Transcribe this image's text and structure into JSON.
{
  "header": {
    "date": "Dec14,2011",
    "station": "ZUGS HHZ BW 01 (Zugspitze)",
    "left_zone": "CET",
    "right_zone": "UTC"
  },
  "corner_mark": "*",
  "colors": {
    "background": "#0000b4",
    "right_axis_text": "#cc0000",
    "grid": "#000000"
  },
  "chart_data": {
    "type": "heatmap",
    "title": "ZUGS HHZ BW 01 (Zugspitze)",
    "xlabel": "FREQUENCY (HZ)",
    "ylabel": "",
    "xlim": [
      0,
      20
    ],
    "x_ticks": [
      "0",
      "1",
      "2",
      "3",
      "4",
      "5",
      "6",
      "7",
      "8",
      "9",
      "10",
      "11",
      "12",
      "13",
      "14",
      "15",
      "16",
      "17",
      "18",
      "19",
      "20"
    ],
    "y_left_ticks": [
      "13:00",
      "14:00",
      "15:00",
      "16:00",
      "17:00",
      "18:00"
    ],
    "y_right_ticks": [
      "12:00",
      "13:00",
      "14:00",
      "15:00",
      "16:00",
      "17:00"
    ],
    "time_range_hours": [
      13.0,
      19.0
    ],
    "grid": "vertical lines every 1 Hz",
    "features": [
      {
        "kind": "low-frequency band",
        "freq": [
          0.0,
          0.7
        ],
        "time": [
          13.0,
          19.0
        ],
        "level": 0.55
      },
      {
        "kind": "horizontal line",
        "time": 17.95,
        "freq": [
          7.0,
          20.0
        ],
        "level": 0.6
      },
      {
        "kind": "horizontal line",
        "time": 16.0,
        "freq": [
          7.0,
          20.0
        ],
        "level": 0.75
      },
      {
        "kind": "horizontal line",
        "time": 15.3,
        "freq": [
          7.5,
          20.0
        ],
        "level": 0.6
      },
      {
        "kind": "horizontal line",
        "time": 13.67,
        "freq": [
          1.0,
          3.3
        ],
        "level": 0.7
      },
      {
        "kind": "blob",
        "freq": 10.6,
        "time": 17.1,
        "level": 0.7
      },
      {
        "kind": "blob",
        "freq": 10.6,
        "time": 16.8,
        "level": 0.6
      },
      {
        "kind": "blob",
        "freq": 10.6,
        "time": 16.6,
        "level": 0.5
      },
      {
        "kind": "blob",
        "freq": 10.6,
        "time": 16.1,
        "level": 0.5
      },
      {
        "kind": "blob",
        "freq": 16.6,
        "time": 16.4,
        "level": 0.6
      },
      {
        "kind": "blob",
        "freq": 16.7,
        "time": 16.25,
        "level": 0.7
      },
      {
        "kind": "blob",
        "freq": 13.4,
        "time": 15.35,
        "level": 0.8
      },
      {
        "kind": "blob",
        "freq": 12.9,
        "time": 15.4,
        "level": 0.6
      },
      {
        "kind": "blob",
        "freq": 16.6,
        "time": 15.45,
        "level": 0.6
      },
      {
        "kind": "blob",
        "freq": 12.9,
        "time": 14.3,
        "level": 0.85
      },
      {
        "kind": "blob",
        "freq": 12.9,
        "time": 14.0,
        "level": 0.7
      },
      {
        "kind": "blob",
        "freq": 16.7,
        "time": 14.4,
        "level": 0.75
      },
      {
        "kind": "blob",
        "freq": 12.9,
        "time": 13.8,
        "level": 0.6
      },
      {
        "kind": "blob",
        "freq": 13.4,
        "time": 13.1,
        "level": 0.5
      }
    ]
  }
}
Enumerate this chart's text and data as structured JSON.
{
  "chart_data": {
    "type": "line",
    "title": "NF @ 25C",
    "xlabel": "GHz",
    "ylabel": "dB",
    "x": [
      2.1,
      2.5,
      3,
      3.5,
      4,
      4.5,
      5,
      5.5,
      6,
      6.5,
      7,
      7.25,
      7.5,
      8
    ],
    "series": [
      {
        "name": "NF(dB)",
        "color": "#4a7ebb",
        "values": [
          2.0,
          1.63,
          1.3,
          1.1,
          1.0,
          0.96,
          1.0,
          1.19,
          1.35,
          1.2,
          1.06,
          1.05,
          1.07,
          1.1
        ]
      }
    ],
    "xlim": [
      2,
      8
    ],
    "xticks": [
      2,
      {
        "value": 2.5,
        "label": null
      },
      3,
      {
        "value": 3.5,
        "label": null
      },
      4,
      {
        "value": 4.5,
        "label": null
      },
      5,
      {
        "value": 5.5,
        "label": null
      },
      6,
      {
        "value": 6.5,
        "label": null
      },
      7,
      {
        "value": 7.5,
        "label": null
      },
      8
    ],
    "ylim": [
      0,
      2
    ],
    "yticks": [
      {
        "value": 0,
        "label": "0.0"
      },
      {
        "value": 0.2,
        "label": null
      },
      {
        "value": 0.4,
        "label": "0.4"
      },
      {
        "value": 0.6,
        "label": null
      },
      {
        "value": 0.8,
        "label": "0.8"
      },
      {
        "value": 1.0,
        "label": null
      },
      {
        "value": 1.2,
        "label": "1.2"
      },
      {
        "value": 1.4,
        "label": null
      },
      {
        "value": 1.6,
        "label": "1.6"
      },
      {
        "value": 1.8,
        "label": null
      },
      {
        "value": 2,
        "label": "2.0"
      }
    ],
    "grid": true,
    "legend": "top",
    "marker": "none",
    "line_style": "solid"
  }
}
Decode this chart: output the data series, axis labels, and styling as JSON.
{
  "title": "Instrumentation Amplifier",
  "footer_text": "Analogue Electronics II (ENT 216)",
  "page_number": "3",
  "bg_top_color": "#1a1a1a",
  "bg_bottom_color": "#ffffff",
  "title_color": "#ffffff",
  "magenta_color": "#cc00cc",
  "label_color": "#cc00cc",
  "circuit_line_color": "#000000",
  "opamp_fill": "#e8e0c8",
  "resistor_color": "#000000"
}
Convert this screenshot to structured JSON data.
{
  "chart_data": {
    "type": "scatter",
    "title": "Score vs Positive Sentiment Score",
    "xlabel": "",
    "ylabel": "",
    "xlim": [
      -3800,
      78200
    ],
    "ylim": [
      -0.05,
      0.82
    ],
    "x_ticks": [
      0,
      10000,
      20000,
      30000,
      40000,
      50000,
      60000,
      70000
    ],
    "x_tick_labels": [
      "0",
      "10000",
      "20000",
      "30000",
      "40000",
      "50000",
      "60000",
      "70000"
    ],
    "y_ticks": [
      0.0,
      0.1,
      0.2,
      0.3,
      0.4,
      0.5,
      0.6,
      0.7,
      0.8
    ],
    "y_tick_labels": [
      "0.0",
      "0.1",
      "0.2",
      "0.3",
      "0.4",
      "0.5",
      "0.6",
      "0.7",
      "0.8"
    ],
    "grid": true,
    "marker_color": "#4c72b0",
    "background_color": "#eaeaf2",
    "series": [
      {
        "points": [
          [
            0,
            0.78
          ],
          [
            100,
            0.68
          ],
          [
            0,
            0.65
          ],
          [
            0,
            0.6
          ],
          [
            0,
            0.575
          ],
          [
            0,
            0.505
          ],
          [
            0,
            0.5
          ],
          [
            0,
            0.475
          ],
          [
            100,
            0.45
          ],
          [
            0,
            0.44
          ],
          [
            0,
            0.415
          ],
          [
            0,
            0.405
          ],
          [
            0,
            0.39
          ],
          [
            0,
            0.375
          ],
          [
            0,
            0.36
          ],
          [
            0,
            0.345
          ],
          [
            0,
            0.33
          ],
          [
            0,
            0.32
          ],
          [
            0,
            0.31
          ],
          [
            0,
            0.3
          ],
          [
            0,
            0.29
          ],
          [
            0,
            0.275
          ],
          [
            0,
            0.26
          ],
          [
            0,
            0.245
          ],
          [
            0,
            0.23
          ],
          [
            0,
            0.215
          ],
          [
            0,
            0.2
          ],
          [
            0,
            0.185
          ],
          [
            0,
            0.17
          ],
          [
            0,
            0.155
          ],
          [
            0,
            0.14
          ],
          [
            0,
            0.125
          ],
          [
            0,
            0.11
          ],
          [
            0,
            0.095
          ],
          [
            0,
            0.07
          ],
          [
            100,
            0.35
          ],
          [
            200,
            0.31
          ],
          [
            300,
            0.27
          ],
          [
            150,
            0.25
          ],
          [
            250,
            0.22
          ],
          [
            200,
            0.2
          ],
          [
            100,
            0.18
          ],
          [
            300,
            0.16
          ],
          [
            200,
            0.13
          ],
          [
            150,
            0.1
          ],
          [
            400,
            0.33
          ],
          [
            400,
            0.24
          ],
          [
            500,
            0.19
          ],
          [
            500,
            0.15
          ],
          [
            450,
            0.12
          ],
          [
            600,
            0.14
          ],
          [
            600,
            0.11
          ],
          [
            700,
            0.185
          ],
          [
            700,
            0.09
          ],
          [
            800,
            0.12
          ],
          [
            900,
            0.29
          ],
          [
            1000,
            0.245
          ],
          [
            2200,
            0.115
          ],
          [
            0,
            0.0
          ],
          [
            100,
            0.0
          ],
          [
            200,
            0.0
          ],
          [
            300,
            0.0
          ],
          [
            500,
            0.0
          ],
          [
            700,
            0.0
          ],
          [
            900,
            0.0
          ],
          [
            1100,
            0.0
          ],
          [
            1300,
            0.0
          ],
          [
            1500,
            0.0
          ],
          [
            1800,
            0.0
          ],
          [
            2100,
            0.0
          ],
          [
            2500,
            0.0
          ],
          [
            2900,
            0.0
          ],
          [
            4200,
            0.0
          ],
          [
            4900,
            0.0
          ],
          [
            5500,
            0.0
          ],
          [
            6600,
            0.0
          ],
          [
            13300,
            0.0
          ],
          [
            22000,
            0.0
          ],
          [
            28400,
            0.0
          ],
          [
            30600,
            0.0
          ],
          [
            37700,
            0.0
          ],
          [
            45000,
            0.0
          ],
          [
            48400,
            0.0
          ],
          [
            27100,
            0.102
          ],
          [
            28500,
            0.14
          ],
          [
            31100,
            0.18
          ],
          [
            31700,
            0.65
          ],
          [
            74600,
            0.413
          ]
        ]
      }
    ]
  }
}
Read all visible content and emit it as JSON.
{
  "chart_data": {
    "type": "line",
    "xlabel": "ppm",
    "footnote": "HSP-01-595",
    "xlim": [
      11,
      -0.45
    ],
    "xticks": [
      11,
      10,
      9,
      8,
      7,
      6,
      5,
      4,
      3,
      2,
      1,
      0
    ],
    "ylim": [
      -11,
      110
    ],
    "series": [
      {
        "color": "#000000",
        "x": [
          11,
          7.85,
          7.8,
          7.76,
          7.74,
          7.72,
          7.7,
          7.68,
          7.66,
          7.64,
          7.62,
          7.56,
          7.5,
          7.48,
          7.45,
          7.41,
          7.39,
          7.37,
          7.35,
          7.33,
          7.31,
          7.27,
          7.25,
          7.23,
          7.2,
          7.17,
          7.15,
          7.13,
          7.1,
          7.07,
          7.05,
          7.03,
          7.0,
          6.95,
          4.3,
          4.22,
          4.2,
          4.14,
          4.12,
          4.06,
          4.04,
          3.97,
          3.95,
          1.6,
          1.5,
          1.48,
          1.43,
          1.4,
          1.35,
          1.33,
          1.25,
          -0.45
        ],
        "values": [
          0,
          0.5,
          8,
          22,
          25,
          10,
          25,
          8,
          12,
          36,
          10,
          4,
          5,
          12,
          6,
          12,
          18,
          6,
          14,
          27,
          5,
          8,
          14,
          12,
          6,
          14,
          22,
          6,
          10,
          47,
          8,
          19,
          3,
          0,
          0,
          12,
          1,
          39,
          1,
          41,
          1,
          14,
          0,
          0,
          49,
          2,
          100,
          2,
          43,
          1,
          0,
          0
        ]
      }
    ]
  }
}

-.-.-

## [Directions for this task]
Look through the listing above and count the lines where the string "grid" appears. Report the number only.

## [Reply to the exercise]
4